▶ EXERCISE:
Copy out the data exactly, leaving the pictures behind.

[Entries from a visual dataset]
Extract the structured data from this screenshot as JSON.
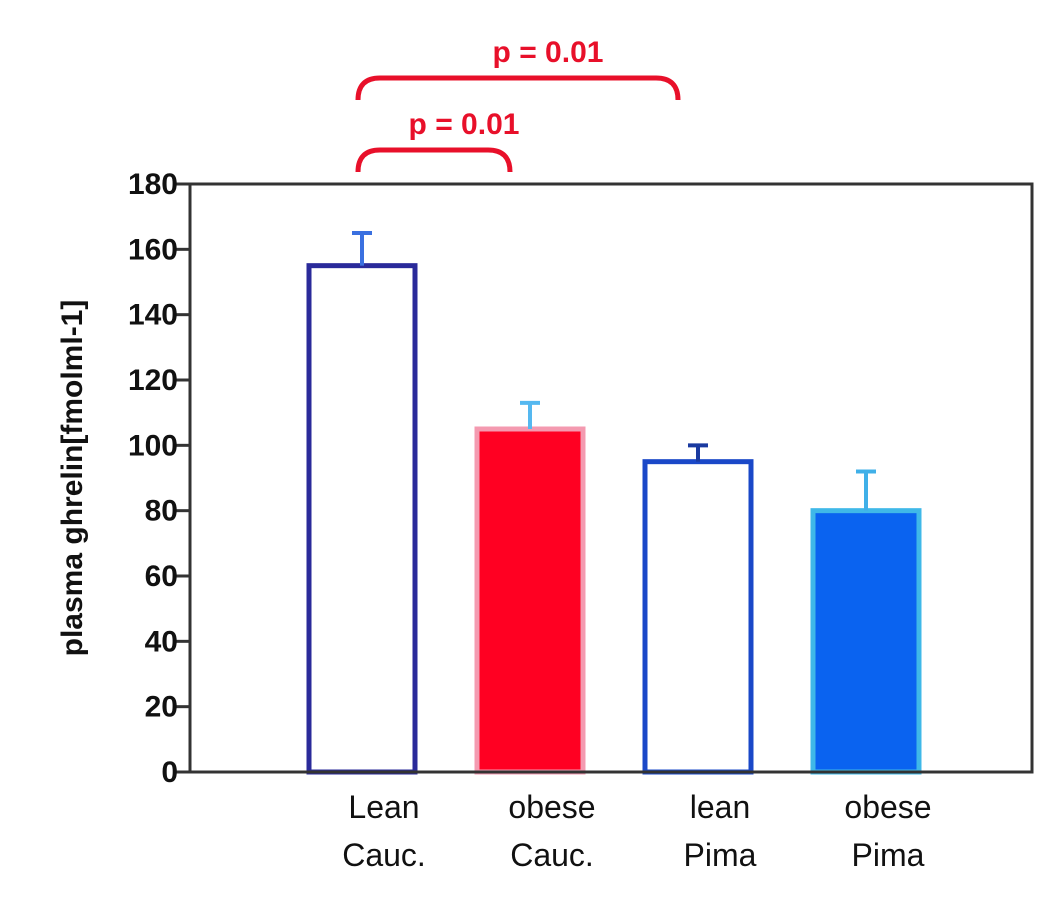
{
  "chart_data": {
    "type": "bar",
    "ylabel": "plasma ghrelin[fmolml-1]",
    "ylim": [
      0,
      180
    ],
    "yticks": [
      0,
      20,
      40,
      60,
      80,
      100,
      120,
      140,
      160,
      180
    ],
    "grid": false,
    "categories": [
      {
        "line1": "Lean",
        "line2": "Cauc."
      },
      {
        "line1": "obese",
        "line2": "Cauc."
      },
      {
        "line1": "lean",
        "line2": "Pima"
      },
      {
        "line1": "obese",
        "line2": "Pima"
      }
    ],
    "values": [
      155,
      105,
      95,
      80
    ],
    "errors": [
      10,
      8,
      5,
      12
    ],
    "bar_fill": [
      "#ffffff",
      "#ff0022",
      "#ffffff",
      "#0a63f0"
    ],
    "bar_stroke": [
      "#2a2a9a",
      "#f49ab0",
      "#1a48c8",
      "#3fb8e8"
    ],
    "error_color": [
      "#3a70e0",
      "#55b8f0",
      "#1a3aa0",
      "#40b0e8"
    ],
    "annotations": [
      {
        "label": "p = 0.01",
        "from": 0,
        "to": 2,
        "color": "#e8102a"
      },
      {
        "label": "p = 0.01",
        "from": 0,
        "to": 1,
        "color": "#e8102a"
      }
    ]
  }
}
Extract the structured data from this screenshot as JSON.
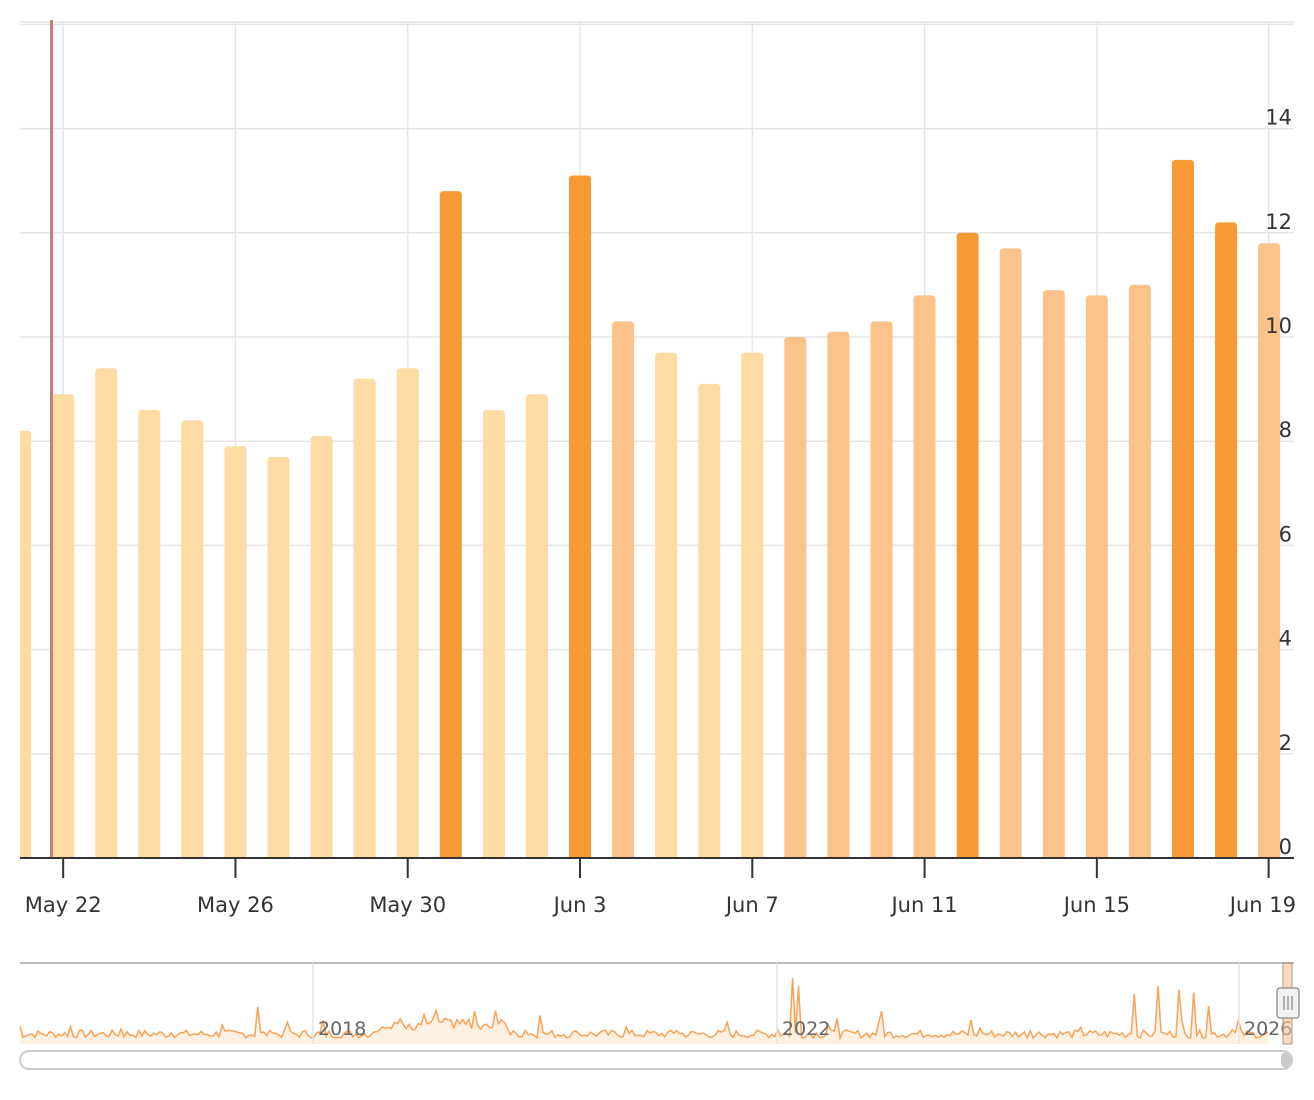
{
  "chart_data": {
    "type": "bar",
    "title": "",
    "xlabel": "",
    "ylabel": "",
    "ylim": [
      0,
      16
    ],
    "y_ticks": [
      "0",
      "2",
      "4",
      "6",
      "8",
      "10",
      "12",
      "14"
    ],
    "x_tick_labels": [
      "May 22",
      "May 26",
      "May 30",
      "Jun 3",
      "Jun 7",
      "Jun 11",
      "Jun 15",
      "Jun 19"
    ],
    "grid": true,
    "y_axis_side": "right",
    "categories": [
      "2025-05-21",
      "2025-05-22",
      "2025-05-23",
      "2025-05-24",
      "2025-05-25",
      "2025-05-26",
      "2025-05-27",
      "2025-05-28",
      "2025-05-29",
      "2025-05-30",
      "2025-05-31",
      "2025-06-01",
      "2025-06-02",
      "2025-06-03",
      "2025-06-04",
      "2025-06-05",
      "2025-06-06",
      "2025-06-07",
      "2025-06-08",
      "2025-06-09",
      "2025-06-10",
      "2025-06-11",
      "2025-06-12",
      "2025-06-13",
      "2025-06-14",
      "2025-06-15",
      "2025-06-16",
      "2025-06-17",
      "2025-06-18",
      "2025-06-19"
    ],
    "values": [
      8.2,
      8.9,
      9.4,
      8.6,
      8.4,
      7.9,
      7.7,
      8.1,
      9.2,
      9.4,
      12.8,
      8.6,
      8.9,
      13.1,
      10.3,
      9.7,
      9.1,
      9.7,
      10.0,
      10.1,
      10.3,
      10.8,
      12.0,
      11.7,
      10.9,
      10.8,
      11.0,
      13.4,
      12.2,
      11.8
    ],
    "levels": [
      1,
      1,
      1,
      1,
      1,
      1,
      1,
      1,
      1,
      1,
      3,
      1,
      1,
      3,
      2,
      1,
      1,
      1,
      2,
      2,
      2,
      2,
      3,
      2,
      2,
      2,
      2,
      3,
      3,
      2
    ],
    "colors": {
      "level_1": "#FEDBA2",
      "level_2": "#FBC38A",
      "level_3": "#F79A35",
      "grid": "#E6E6E6",
      "axis": "#333333",
      "marker": "#C97E78",
      "navigator_line": "#F7A25A",
      "navigator_fill": "#FEF1E2"
    },
    "navigator": {
      "year_labels": [
        "2018",
        "2022",
        "2026"
      ]
    }
  }
}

▶ RESULT OF THIS EXERCISE:
Extract the structured data from this screenshot as JSON.
{
  "chart_data": {
    "type": "bar",
    "ylabel": "plasma ghrelin[fmolml-1]",
    "ylim": [
      0,
      180
    ],
    "yticks": [
      0,
      20,
      40,
      60,
      80,
      100,
      120,
      140,
      160,
      180
    ],
    "grid": false,
    "categories": [
      {
        "line1": "Lean",
        "line2": "Cauc."
      },
      {
        "line1": "obese",
        "line2": "Cauc."
      },
      {
        "line1": "lean",
        "line2": "Pima"
      },
      {
        "line1": "obese",
        "line2": "Pima"
      }
    ],
    "values": [
      155,
      105,
      95,
      80
    ],
    "errors": [
      10,
      8,
      5,
      12
    ],
    "bar_fill": [
      "#ffffff",
      "#ff0022",
      "#ffffff",
      "#0a63f0"
    ],
    "bar_stroke": [
      "#2a2a9a",
      "#f49ab0",
      "#1a48c8",
      "#3fb8e8"
    ],
    "error_color": [
      "#3a70e0",
      "#55b8f0",
      "#1a3aa0",
      "#40b0e8"
    ],
    "annotations": [
      {
        "label": "p = 0.01",
        "from": 0,
        "to": 2,
        "color": "#e8102a"
      },
      {
        "label": "p = 0.01",
        "from": 0,
        "to": 1,
        "color": "#e8102a"
      }
    ]
  }
}
Extract the structured data from this screenshot as JSON.
{
  "chart_data": {
    "type": "bar",
    "title": "",
    "xlabel": "",
    "ylabel": "",
    "ylim": [
      0,
      16
    ],
    "y_ticks": [
      "0",
      "2",
      "4",
      "6",
      "8",
      "10",
      "12",
      "14"
    ],
    "x_tick_labels": [
      "May 22",
      "May 26",
      "May 30",
      "Jun 3",
      "Jun 7",
      "Jun 11",
      "Jun 15",
      "Jun 19"
    ],
    "grid": true,
    "y_axis_side": "right",
    "categories": [
      "2025-05-21",
      "2025-05-22",
      "2025-05-23",
      "2025-05-24",
      "2025-05-25",
      "2025-05-26",
      "2025-05-27",
      "2025-05-28",
      "2025-05-29",
      "2025-05-30",
      "2025-05-31",
      "2025-06-01",
      "2025-06-02",
      "2025-06-03",
      "2025-06-04",
      "2025-06-05",
      "2025-06-06",
      "2025-06-07",
      "2025-06-08",
      "2025-06-09",
      "2025-06-10",
      "2025-06-11",
      "2025-06-12",
      "2025-06-13",
      "2025-06-14",
      "2025-06-15",
      "2025-06-16",
      "2025-06-17",
      "2025-06-18",
      "2025-06-19"
    ],
    "values": [
      8.2,
      8.9,
      9.4,
      8.6,
      8.4,
      7.9,
      7.7,
      8.1,
      9.2,
      9.4,
      12.8,
      8.6,
      8.9,
      13.1,
      10.3,
      9.7,
      9.1,
      9.7,
      10.0,
      10.1,
      10.3,
      10.8,
      12.0,
      11.7,
      10.9,
      10.8,
      11.0,
      13.4,
      12.2,
      11.8
    ],
    "levels": [
      1,
      1,
      1,
      1,
      1,
      1,
      1,
      1,
      1,
      1,
      3,
      1,
      1,
      3,
      2,
      1,
      1,
      1,
      2,
      2,
      2,
      2,
      3,
      2,
      2,
      2,
      2,
      3,
      3,
      2
    ],
    "colors": {
      "level_1": "#FEDBA2",
      "level_2": "#FBC38A",
      "level_3": "#F79A35",
      "grid": "#E6E6E6",
      "axis": "#333333",
      "marker": "#C97E78",
      "navigator_line": "#F7A25A",
      "navigator_fill": "#FEF1E2"
    },
    "navigator": {
      "year_labels": [
        "2018",
        "2022",
        "2026"
      ]
    }
  }
}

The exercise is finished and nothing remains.